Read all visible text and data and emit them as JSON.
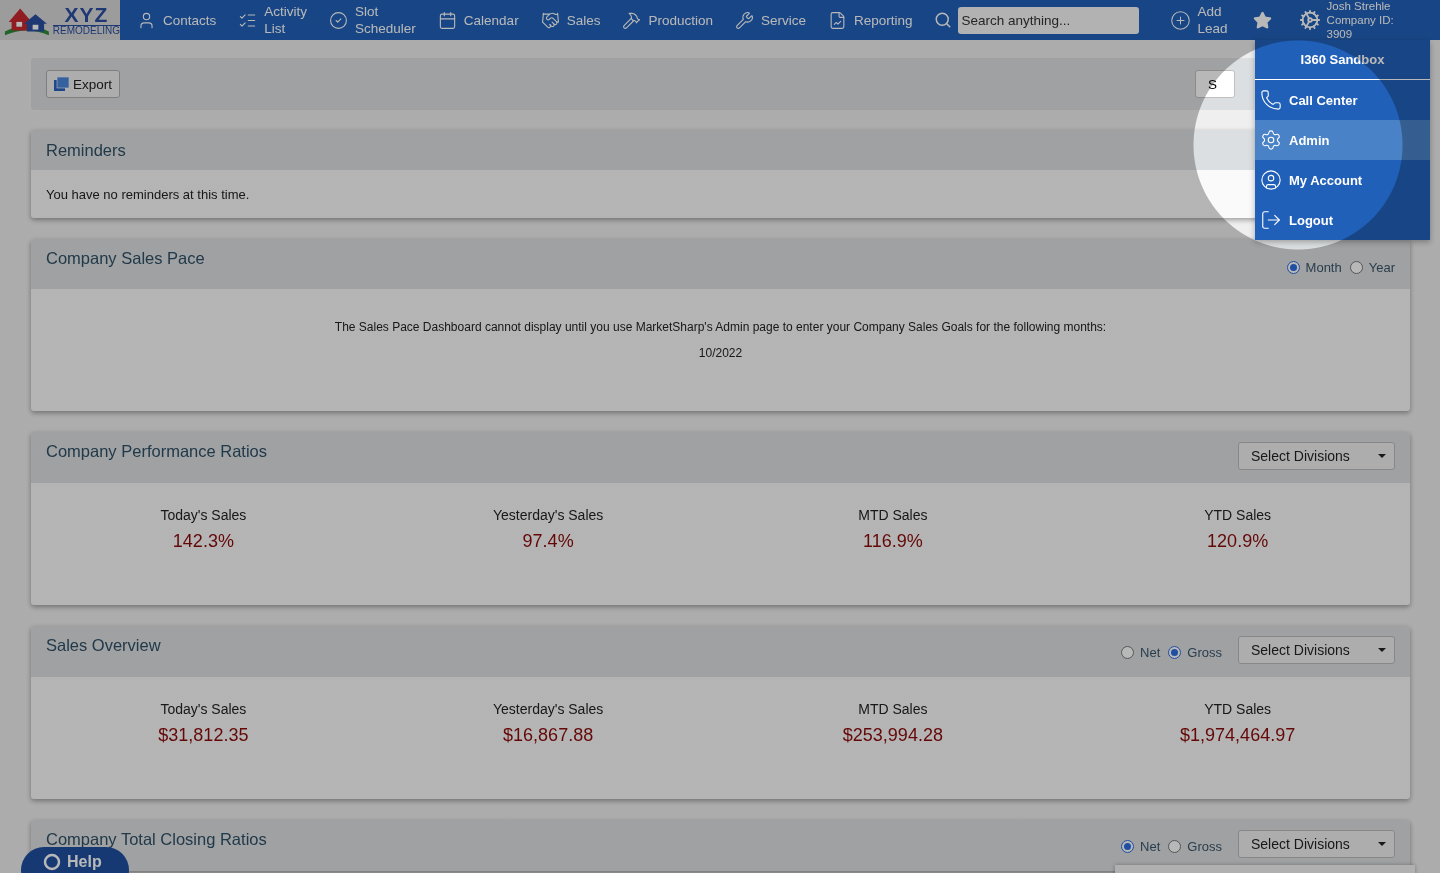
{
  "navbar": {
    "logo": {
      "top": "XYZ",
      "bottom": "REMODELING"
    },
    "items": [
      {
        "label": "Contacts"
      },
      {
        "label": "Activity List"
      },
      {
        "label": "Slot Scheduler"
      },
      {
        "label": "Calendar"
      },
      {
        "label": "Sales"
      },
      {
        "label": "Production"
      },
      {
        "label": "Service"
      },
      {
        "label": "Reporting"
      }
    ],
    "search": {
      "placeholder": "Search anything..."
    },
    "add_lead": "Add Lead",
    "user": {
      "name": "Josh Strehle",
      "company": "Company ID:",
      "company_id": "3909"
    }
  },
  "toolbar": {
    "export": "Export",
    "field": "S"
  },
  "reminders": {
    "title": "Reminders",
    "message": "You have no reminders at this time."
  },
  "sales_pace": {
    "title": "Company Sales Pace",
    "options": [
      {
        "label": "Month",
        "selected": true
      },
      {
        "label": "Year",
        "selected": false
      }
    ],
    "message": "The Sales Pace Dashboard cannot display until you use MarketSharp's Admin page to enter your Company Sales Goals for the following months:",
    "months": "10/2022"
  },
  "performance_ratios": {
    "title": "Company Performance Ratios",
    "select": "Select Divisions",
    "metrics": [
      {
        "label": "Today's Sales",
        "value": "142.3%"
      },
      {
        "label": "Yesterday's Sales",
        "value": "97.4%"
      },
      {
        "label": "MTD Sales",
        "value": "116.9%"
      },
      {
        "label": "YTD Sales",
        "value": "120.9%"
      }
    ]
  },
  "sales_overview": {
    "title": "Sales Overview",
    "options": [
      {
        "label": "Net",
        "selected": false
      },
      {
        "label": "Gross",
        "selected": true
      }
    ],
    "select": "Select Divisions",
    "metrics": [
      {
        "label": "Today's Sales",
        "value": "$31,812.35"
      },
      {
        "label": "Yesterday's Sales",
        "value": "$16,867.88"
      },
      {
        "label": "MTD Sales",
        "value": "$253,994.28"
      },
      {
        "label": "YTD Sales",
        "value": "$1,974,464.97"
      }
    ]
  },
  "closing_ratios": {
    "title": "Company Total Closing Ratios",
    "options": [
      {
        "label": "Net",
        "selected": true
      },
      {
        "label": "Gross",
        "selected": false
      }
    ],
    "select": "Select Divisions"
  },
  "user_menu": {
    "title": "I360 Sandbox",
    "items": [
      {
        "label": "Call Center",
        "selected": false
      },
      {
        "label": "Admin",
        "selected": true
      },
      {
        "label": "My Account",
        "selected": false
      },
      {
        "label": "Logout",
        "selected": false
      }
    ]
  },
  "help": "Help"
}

__________________________________________________

*Stated problem:*
Of the lines in the listing, how many hold the word "Admin"? Nothing but the number is needed.

*Final result:*
2